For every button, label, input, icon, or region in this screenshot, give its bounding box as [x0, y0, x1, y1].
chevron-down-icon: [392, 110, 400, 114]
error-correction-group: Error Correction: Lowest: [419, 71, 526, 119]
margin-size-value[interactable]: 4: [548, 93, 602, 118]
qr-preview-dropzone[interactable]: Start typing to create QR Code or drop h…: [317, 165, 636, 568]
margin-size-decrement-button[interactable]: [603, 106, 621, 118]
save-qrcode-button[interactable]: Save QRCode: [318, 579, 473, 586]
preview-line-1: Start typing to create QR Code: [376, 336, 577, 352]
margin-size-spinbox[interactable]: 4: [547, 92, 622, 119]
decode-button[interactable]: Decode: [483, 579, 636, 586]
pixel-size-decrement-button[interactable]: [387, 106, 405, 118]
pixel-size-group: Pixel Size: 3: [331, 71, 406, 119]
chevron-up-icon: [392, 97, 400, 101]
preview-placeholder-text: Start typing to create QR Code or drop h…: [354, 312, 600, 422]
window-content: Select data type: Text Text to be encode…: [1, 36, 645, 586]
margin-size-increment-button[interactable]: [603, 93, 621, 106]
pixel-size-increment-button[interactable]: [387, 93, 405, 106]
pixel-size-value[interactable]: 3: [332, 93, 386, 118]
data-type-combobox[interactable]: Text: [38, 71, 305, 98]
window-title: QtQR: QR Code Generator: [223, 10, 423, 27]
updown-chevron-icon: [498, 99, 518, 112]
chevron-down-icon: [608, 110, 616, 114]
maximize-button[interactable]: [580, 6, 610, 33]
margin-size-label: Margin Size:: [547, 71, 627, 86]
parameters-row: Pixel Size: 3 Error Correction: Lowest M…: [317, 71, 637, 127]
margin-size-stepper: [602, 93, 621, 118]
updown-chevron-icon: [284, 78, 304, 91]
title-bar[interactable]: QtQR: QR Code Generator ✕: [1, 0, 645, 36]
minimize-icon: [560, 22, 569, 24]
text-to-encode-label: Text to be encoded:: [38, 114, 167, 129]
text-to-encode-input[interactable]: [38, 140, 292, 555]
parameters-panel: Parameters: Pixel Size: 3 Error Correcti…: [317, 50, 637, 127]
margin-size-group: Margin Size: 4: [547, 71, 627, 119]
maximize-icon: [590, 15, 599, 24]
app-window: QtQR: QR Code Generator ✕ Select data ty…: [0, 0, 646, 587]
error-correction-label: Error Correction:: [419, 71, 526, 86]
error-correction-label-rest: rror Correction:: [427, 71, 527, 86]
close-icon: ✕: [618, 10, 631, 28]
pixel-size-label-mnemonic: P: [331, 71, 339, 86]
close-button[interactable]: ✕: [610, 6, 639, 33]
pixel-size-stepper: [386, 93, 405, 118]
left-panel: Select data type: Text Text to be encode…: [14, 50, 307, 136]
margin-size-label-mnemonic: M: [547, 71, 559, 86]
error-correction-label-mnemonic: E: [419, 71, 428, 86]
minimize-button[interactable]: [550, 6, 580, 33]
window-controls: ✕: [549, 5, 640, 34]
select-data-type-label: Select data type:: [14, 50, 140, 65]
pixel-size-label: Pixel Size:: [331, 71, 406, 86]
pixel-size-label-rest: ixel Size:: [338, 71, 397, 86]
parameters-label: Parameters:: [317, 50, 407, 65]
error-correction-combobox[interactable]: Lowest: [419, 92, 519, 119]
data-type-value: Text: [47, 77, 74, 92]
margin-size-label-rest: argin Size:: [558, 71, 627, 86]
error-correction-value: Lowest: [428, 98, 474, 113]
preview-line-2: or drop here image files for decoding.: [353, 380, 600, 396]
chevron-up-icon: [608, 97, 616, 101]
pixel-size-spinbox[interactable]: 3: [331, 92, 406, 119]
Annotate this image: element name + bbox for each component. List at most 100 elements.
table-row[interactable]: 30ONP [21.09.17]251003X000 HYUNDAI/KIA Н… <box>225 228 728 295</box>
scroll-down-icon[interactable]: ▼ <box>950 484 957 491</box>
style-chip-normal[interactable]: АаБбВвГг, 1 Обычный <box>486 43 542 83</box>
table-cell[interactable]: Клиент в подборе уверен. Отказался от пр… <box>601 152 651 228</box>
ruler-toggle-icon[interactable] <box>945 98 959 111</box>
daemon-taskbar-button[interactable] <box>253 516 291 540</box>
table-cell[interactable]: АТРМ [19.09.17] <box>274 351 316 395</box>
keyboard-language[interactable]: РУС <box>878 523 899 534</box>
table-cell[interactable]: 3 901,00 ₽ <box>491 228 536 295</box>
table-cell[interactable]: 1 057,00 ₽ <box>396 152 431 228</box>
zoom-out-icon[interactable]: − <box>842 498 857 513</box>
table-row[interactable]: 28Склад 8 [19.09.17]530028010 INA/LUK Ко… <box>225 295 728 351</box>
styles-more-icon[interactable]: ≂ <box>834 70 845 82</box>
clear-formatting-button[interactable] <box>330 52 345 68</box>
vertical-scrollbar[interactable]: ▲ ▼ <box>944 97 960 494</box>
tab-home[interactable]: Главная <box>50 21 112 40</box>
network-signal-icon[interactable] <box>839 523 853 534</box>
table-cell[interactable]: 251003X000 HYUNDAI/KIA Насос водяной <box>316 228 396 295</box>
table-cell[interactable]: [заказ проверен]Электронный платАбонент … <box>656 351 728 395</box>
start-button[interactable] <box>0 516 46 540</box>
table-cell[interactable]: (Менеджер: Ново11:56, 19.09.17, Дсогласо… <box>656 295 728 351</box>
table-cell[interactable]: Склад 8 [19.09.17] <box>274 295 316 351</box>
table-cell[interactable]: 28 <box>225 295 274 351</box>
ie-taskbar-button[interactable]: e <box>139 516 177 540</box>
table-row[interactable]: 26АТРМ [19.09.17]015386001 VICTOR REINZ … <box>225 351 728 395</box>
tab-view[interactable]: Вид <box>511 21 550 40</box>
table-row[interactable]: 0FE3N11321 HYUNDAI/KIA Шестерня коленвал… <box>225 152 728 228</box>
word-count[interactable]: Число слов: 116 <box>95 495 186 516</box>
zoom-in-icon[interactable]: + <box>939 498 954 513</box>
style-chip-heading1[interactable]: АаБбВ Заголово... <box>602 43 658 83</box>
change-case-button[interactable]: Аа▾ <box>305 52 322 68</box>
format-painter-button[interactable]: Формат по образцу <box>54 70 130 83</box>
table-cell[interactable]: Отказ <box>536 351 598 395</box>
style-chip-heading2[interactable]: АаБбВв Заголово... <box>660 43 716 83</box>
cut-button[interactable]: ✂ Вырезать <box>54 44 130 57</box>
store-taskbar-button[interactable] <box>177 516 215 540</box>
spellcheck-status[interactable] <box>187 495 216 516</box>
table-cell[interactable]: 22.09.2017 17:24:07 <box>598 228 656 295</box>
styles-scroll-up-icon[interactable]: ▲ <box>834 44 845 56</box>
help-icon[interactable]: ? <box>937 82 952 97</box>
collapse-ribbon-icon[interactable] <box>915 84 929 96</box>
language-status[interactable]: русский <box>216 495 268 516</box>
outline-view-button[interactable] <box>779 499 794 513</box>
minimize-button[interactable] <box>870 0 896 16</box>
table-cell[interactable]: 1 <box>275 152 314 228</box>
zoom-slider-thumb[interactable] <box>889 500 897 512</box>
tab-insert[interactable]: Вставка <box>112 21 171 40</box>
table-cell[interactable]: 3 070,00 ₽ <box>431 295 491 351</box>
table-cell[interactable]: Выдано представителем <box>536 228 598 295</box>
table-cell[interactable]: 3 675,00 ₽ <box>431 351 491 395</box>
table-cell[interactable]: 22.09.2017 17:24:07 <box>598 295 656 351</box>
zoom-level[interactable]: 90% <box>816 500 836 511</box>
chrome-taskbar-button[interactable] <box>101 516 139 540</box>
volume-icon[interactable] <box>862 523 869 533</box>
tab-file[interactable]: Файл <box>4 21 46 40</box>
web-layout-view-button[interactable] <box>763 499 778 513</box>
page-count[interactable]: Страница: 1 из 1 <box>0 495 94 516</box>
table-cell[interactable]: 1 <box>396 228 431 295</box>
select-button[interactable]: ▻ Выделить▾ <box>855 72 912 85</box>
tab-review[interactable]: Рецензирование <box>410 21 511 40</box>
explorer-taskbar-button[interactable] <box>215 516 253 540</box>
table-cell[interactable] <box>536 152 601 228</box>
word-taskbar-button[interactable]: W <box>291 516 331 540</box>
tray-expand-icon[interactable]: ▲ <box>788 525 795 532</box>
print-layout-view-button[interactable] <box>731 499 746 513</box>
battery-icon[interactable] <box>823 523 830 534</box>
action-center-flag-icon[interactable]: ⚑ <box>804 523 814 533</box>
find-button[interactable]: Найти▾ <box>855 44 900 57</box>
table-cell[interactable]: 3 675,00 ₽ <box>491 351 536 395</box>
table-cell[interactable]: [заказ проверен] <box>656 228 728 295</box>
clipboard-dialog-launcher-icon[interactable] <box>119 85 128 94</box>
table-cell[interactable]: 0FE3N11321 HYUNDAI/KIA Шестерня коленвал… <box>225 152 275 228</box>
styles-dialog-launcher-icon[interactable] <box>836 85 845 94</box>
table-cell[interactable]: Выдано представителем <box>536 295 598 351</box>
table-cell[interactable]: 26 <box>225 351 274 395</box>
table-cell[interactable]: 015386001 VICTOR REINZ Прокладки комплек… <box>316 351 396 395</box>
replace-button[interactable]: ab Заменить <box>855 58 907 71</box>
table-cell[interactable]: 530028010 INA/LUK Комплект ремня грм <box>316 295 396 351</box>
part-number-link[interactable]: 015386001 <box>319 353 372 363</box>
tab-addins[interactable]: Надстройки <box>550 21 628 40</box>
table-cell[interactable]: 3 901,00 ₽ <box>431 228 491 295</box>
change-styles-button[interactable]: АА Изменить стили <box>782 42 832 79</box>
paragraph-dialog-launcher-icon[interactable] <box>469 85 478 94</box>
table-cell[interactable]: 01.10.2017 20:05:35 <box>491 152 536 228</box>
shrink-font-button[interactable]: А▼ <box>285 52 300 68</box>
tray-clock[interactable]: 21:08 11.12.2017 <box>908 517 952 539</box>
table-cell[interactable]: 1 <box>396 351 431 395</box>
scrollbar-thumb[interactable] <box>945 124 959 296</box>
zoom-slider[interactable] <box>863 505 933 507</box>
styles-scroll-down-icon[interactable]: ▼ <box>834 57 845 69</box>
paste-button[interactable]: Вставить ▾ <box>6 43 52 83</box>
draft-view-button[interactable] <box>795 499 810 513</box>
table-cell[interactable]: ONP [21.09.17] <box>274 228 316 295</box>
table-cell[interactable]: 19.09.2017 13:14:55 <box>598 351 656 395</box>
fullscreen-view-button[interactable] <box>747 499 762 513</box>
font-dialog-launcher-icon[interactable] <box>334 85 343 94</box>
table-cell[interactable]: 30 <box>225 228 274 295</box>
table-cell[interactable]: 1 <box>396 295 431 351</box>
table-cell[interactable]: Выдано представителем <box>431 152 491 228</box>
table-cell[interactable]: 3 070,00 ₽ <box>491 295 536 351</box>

- Your goal
Replace every "chevron" with "arrow" in the lines from the start of the list through the line containing "close-icon: ✕: [618, 10, 631, 28]", and give those lines again with nothing else changed.

- The solution
For every button, label, input, icon, or region in this screenshot, give its bounding box as [x0, y0, x1, y1].
arrow-down-icon: [392, 110, 400, 114]
error-correction-group: Error Correction: Lowest: [419, 71, 526, 119]
margin-size-value[interactable]: 4: [548, 93, 602, 118]
qr-preview-dropzone[interactable]: Start typing to create QR Code or drop h…: [317, 165, 636, 568]
margin-size-decrement-button[interactable]: [603, 106, 621, 118]
save-qrcode-button[interactable]: Save QRCode: [318, 579, 473, 586]
preview-line-1: Start typing to create QR Code: [376, 336, 577, 352]
margin-size-spinbox[interactable]: 4: [547, 92, 622, 119]
decode-button[interactable]: Decode: [483, 579, 636, 586]
pixel-size-decrement-button[interactable]: [387, 106, 405, 118]
pixel-size-group: Pixel Size: 3: [331, 71, 406, 119]
arrow-up-icon: [392, 97, 400, 101]
preview-placeholder-text: Start typing to create QR Code or drop h…: [354, 312, 600, 422]
window-content: Select data type: Text Text to be encode…: [1, 36, 645, 586]
margin-size-increment-button[interactable]: [603, 93, 621, 106]
pixel-size-increment-button[interactable]: [387, 93, 405, 106]
pixel-size-value[interactable]: 3: [332, 93, 386, 118]
data-type-combobox[interactable]: Text: [38, 71, 305, 98]
window-title: QtQR: QR Code Generator: [223, 10, 423, 27]
updown-arrow-icon: [498, 99, 518, 112]
arrow-down-icon: [608, 110, 616, 114]
maximize-button[interactable]: [580, 6, 610, 33]
margin-size-label: Margin Size:: [547, 71, 627, 86]
parameters-row: Pixel Size: 3 Error Correction: Lowest M…: [317, 71, 637, 127]
margin-size-stepper: [602, 93, 621, 118]
updown-arrow-icon: [284, 78, 304, 91]
title-bar[interactable]: QtQR: QR Code Generator ✕: [1, 0, 645, 36]
minimize-icon: [560, 22, 569, 24]
text-to-encode-label: Text to be encoded:: [38, 114, 167, 129]
text-to-encode-input[interactable]: [38, 140, 292, 555]
parameters-panel: Parameters: Pixel Size: 3 Error Correcti…: [317, 50, 637, 127]
margin-size-group: Margin Size: 4: [547, 71, 627, 119]
maximize-icon: [590, 15, 599, 24]
app-window: QtQR: QR Code Generator ✕ Select data ty…: [0, 0, 646, 587]
error-correction-label: Error Correction:: [419, 71, 526, 86]
error-correction-label-rest: rror Correction:: [427, 71, 527, 86]
close-icon: ✕: [618, 10, 631, 28]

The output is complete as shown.